DIRECTIONS: Quote the records in full and leave their pictures out.

SOURCE DATA:
⁂
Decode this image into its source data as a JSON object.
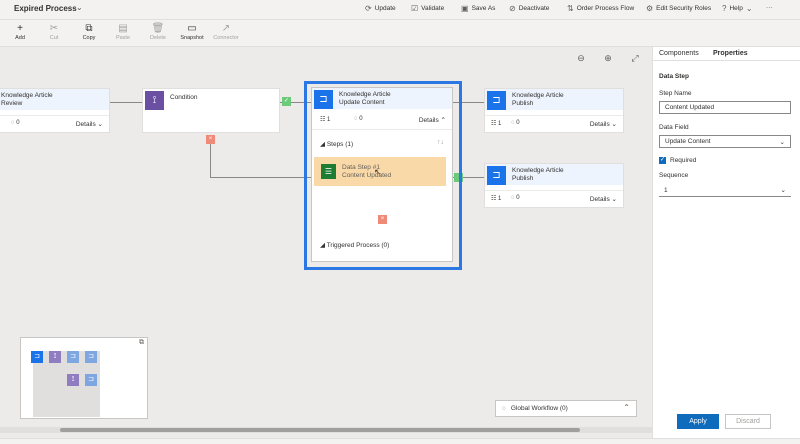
{
  "app_title": "Expired Process",
  "commands": [
    {
      "label": "Update",
      "icon": "update-icon"
    },
    {
      "label": "Validate",
      "icon": "validate-icon"
    },
    {
      "label": "Save As",
      "icon": "save-as-icon"
    },
    {
      "label": "Deactivate",
      "icon": "deactivate-icon"
    },
    {
      "label": "Order Process Flow",
      "icon": "order-icon"
    },
    {
      "label": "Edit Security Roles",
      "icon": "security-roles-icon"
    },
    {
      "label": "Help",
      "icon": "help-icon"
    },
    {
      "label": "···",
      "icon": "more-icon"
    }
  ],
  "toolbar": [
    {
      "label": "Add",
      "icon": "add-icon",
      "enabled": true
    },
    {
      "label": "Cut",
      "icon": "cut-icon",
      "enabled": false
    },
    {
      "label": "Copy",
      "icon": "copy-icon",
      "enabled": true
    },
    {
      "label": "Paste",
      "icon": "paste-icon",
      "enabled": false
    },
    {
      "label": "Delete",
      "icon": "delete-icon",
      "enabled": false
    },
    {
      "label": "Snapshot",
      "icon": "snapshot-icon",
      "enabled": true
    },
    {
      "label": "Connector",
      "icon": "connector-icon",
      "enabled": false
    }
  ],
  "canvas": {
    "stage_left": {
      "title_1": "Knowledge Article",
      "title_2": "Review",
      "count": "0",
      "details": "Details"
    },
    "condition": {
      "title": "Condition"
    },
    "selected": {
      "title_1": "Knowledge Article",
      "title_2": "Update Content",
      "fields": "1",
      "count": "0",
      "details": "Details",
      "steps_label": "Steps (1)",
      "data_step_1": "Data Step #1",
      "data_step_2": "Content Updated",
      "triggered_label": "Triggered Process (0)"
    },
    "publish_top": {
      "title_1": "Knowledge Article",
      "title_2": "Publish",
      "fields": "1",
      "count": "0",
      "details": "Details"
    },
    "publish_bottom": {
      "title_1": "Knowledge Article",
      "title_2": "Publish",
      "fields": "1",
      "count": "0",
      "details": "Details"
    },
    "global_workflow": "Global Workflow (0)"
  },
  "panel": {
    "tabs": [
      "Components",
      "Properties"
    ],
    "active_tab": "Properties",
    "section_title": "Data Step",
    "step_name_label": "Step Name",
    "step_name_value": "Content Updated",
    "data_field_label": "Data Field",
    "data_field_value": "Update Content",
    "required_label": "Required",
    "required_checked": true,
    "sequence_label": "Sequence",
    "sequence_value": "1",
    "apply_label": "Apply",
    "discard_label": "Discard"
  },
  "colors": {
    "accent": "#2b78e4",
    "stage_icon": "#1a73e8",
    "condition_icon": "#6b4fa2",
    "data_step_highlight": "#fad9a8",
    "apply_button": "#0f6cbd"
  }
}
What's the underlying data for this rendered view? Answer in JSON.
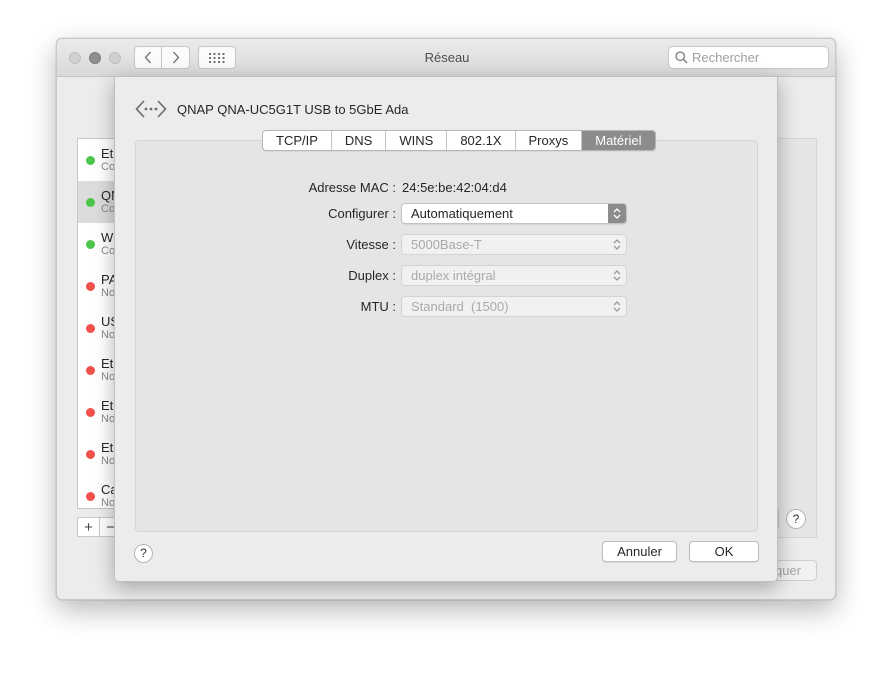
{
  "window": {
    "title": "Réseau"
  },
  "search": {
    "placeholder": "Rechercher"
  },
  "sidebar": {
    "services": [
      {
        "name": "Eth",
        "state": "Co",
        "status_color": "#4cc64a"
      },
      {
        "name": "QN",
        "state": "Co",
        "status_color": "#4cc64a"
      },
      {
        "name": "Wi",
        "state": "Co",
        "status_color": "#4cc64a"
      },
      {
        "name": "PA",
        "state": "No",
        "status_color": "#f2504b"
      },
      {
        "name": "US",
        "state": "No",
        "status_color": "#f2504b"
      },
      {
        "name": "Eth",
        "state": "No",
        "status_color": "#f2504b"
      },
      {
        "name": "Eth",
        "state": "No",
        "status_color": "#f2504b"
      },
      {
        "name": "Eth",
        "state": "No",
        "status_color": "#f2504b"
      },
      {
        "name": "Ca",
        "state": "No",
        "status_color": "#f2504b"
      }
    ],
    "add_label": "+",
    "remove_label": "−"
  },
  "background": {
    "help_label": "?",
    "apply_label": "quer"
  },
  "sheet": {
    "interface_title": "QNAP QNA-UC5G1T USB to 5GbE Ada",
    "interface_icon": "ethernet-arrows-icon",
    "tabs": [
      "TCP/IP",
      "DNS",
      "WINS",
      "802.1X",
      "Proxys",
      "Matériel"
    ],
    "active_tab": "Matériel",
    "fields": {
      "mac": {
        "label": "Adresse MAC :",
        "value": "24:5e:be:42:04:d4"
      },
      "configure": {
        "label": "Configurer :",
        "value": "Automatiquement"
      },
      "speed": {
        "label": "Vitesse :",
        "value": "5000Base-T"
      },
      "duplex": {
        "label": "Duplex :",
        "value": "duplex intégral"
      },
      "mtu": {
        "label": "MTU :",
        "value": "Standard  (1500)"
      }
    },
    "help_label": "?",
    "cancel_label": "Annuler",
    "ok_label": "OK"
  },
  "colors": {
    "accent_gray": "#8c8c8c",
    "status_green": "#4cc64a",
    "status_red": "#f2504b"
  }
}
⁂
OUTPUT OF THE EXERCISE:
Decode this image into its source data as a JSON object.
{
  "app_title": "Expired Process",
  "commands": [
    {
      "label": "Update",
      "icon": "update-icon"
    },
    {
      "label": "Validate",
      "icon": "validate-icon"
    },
    {
      "label": "Save As",
      "icon": "save-as-icon"
    },
    {
      "label": "Deactivate",
      "icon": "deactivate-icon"
    },
    {
      "label": "Order Process Flow",
      "icon": "order-icon"
    },
    {
      "label": "Edit Security Roles",
      "icon": "security-roles-icon"
    },
    {
      "label": "Help",
      "icon": "help-icon"
    },
    {
      "label": "···",
      "icon": "more-icon"
    }
  ],
  "toolbar": [
    {
      "label": "Add",
      "icon": "add-icon",
      "enabled": true
    },
    {
      "label": "Cut",
      "icon": "cut-icon",
      "enabled": false
    },
    {
      "label": "Copy",
      "icon": "copy-icon",
      "enabled": true
    },
    {
      "label": "Paste",
      "icon": "paste-icon",
      "enabled": false
    },
    {
      "label": "Delete",
      "icon": "delete-icon",
      "enabled": false
    },
    {
      "label": "Snapshot",
      "icon": "snapshot-icon",
      "enabled": true
    },
    {
      "label": "Connector",
      "icon": "connector-icon",
      "enabled": false
    }
  ],
  "canvas": {
    "stage_left": {
      "title_1": "Knowledge Article",
      "title_2": "Review",
      "count": "0",
      "details": "Details"
    },
    "condition": {
      "title": "Condition"
    },
    "selected": {
      "title_1": "Knowledge Article",
      "title_2": "Update Content",
      "fields": "1",
      "count": "0",
      "details": "Details",
      "steps_label": "Steps (1)",
      "data_step_1": "Data Step #1",
      "data_step_2": "Content Updated",
      "triggered_label": "Triggered Process (0)"
    },
    "publish_top": {
      "title_1": "Knowledge Article",
      "title_2": "Publish",
      "fields": "1",
      "count": "0",
      "details": "Details"
    },
    "publish_bottom": {
      "title_1": "Knowledge Article",
      "title_2": "Publish",
      "fields": "1",
      "count": "0",
      "details": "Details"
    },
    "global_workflow": "Global Workflow (0)"
  },
  "panel": {
    "tabs": [
      "Components",
      "Properties"
    ],
    "active_tab": "Properties",
    "section_title": "Data Step",
    "step_name_label": "Step Name",
    "step_name_value": "Content Updated",
    "data_field_label": "Data Field",
    "data_field_value": "Update Content",
    "required_label": "Required",
    "required_checked": true,
    "sequence_label": "Sequence",
    "sequence_value": "1",
    "apply_label": "Apply",
    "discard_label": "Discard"
  },
  "colors": {
    "accent": "#2b78e4",
    "stage_icon": "#1a73e8",
    "condition_icon": "#6b4fa2",
    "data_step_highlight": "#fad9a8",
    "apply_button": "#0f6cbd"
  }
}
What's the underlying data for this rendered view? Answer in JSON.
{
  "window": {
    "title": "Réseau"
  },
  "search": {
    "placeholder": "Rechercher"
  },
  "sidebar": {
    "services": [
      {
        "name": "Eth",
        "state": "Co",
        "status_color": "#4cc64a"
      },
      {
        "name": "QN",
        "state": "Co",
        "status_color": "#4cc64a"
      },
      {
        "name": "Wi",
        "state": "Co",
        "status_color": "#4cc64a"
      },
      {
        "name": "PA",
        "state": "No",
        "status_color": "#f2504b"
      },
      {
        "name": "US",
        "state": "No",
        "status_color": "#f2504b"
      },
      {
        "name": "Eth",
        "state": "No",
        "status_color": "#f2504b"
      },
      {
        "name": "Eth",
        "state": "No",
        "status_color": "#f2504b"
      },
      {
        "name": "Eth",
        "state": "No",
        "status_color": "#f2504b"
      },
      {
        "name": "Ca",
        "state": "No",
        "status_color": "#f2504b"
      }
    ],
    "add_label": "+",
    "remove_label": "−"
  },
  "background": {
    "help_label": "?",
    "apply_label": "quer"
  },
  "sheet": {
    "interface_title": "QNAP QNA-UC5G1T USB to 5GbE Ada",
    "interface_icon": "ethernet-arrows-icon",
    "tabs": [
      "TCP/IP",
      "DNS",
      "WINS",
      "802.1X",
      "Proxys",
      "Matériel"
    ],
    "active_tab": "Matériel",
    "fields": {
      "mac": {
        "label": "Adresse MAC :",
        "value": "24:5e:be:42:04:d4"
      },
      "configure": {
        "label": "Configurer :",
        "value": "Automatiquement"
      },
      "speed": {
        "label": "Vitesse :",
        "value": "5000Base-T"
      },
      "duplex": {
        "label": "Duplex :",
        "value": "duplex intégral"
      },
      "mtu": {
        "label": "MTU :",
        "value": "Standard  (1500)"
      }
    },
    "help_label": "?",
    "cancel_label": "Annuler",
    "ok_label": "OK"
  },
  "colors": {
    "accent_gray": "#8c8c8c",
    "status_green": "#4cc64a",
    "status_red": "#f2504b"
  }
}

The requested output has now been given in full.